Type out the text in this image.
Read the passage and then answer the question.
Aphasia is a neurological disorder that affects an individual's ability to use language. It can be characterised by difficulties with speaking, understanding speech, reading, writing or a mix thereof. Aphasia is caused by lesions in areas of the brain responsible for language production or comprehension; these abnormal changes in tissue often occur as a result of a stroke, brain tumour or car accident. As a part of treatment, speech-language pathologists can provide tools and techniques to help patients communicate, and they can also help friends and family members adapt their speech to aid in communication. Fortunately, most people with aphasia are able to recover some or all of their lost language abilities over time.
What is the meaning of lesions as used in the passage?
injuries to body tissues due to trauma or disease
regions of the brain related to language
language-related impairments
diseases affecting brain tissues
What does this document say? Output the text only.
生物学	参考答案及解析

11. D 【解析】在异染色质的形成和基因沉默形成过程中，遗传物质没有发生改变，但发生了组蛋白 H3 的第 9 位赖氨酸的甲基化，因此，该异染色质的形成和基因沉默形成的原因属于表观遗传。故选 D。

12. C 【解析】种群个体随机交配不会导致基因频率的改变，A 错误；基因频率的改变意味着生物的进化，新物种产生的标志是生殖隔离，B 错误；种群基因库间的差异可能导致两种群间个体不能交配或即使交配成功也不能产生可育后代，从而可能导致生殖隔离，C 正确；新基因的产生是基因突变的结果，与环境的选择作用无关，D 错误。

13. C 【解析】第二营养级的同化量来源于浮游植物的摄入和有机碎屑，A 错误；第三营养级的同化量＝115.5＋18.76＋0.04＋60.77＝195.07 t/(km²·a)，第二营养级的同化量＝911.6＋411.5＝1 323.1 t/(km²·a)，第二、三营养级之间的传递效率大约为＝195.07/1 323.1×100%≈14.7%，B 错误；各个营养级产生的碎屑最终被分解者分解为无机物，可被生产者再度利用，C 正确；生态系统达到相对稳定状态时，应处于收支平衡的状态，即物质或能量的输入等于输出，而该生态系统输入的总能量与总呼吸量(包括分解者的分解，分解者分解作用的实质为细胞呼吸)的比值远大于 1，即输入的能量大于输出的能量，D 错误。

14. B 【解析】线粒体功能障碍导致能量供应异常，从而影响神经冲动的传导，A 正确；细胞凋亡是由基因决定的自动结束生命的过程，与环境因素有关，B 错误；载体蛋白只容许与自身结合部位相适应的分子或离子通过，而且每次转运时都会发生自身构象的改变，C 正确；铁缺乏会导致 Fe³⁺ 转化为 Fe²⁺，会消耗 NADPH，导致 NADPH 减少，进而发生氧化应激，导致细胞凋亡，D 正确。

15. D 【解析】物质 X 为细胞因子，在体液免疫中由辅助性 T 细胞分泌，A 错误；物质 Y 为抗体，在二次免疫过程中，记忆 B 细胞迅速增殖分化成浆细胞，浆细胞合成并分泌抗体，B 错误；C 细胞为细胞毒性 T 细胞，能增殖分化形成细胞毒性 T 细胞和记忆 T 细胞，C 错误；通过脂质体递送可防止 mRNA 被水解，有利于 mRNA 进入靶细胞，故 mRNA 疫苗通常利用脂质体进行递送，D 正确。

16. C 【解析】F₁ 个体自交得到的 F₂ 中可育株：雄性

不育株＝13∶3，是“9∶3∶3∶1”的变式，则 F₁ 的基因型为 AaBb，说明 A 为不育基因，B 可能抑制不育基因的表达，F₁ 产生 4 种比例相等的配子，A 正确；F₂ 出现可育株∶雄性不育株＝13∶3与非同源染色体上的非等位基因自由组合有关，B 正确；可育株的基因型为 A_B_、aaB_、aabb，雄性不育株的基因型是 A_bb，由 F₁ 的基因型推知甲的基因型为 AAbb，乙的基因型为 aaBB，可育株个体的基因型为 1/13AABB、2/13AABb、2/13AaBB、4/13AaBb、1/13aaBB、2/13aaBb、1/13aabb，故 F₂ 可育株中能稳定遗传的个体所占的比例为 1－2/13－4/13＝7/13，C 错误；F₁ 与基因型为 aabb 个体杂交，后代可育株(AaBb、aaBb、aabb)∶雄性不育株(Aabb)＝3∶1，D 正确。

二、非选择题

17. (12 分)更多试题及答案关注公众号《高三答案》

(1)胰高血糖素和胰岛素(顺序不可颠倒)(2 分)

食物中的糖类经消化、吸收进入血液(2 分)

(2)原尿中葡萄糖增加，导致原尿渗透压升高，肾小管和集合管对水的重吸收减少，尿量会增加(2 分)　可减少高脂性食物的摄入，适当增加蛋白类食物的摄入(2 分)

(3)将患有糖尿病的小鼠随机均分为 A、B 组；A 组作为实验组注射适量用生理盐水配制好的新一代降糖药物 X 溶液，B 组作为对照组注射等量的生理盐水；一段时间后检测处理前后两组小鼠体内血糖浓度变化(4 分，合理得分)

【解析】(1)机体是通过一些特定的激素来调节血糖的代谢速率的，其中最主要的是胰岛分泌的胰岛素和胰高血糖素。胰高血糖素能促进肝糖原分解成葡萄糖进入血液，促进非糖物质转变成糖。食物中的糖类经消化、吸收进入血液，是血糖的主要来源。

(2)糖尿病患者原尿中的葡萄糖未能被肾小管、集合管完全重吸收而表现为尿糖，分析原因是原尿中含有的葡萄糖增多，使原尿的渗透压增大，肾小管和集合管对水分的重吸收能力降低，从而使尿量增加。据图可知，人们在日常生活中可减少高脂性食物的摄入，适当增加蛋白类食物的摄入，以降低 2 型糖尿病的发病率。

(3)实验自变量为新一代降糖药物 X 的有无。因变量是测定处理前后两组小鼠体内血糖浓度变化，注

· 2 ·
...
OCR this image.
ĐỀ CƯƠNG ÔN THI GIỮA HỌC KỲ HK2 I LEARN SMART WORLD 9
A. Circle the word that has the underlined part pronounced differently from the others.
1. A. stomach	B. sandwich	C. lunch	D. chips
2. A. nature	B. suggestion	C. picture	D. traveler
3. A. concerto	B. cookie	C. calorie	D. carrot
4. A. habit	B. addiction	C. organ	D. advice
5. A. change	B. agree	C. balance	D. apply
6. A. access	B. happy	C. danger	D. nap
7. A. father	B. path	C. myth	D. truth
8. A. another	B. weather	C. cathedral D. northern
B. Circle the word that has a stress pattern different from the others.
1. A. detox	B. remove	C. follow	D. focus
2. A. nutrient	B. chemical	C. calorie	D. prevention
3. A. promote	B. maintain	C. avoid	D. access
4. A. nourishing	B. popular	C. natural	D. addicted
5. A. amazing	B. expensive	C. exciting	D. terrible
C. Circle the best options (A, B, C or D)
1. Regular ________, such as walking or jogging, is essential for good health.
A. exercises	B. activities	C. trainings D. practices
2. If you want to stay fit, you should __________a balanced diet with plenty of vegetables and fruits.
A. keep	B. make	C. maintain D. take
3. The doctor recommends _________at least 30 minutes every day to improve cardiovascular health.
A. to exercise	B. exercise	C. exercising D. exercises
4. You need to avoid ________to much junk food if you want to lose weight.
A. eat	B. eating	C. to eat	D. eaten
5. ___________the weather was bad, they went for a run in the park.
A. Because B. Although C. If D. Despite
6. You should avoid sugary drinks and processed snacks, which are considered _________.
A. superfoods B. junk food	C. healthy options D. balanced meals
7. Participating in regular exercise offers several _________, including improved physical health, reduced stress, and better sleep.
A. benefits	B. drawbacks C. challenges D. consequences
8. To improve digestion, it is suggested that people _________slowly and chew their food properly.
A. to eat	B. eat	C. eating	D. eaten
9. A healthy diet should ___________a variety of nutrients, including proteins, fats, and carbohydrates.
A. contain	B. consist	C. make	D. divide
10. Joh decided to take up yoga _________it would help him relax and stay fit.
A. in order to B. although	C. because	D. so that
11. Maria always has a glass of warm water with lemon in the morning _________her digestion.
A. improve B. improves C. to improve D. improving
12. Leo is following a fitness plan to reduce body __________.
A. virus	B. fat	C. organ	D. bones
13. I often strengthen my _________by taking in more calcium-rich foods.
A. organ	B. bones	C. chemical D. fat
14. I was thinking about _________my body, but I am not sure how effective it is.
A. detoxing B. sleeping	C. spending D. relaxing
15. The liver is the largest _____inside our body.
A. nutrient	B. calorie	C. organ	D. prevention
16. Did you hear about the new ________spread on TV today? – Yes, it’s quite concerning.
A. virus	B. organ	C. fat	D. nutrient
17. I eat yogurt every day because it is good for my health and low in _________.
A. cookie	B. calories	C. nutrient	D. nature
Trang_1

# [WORK INSTRUCTION]
How many lines in the listing above contain "word"? Give only the number.

# [ANSWER TO THE PROBLEM]
2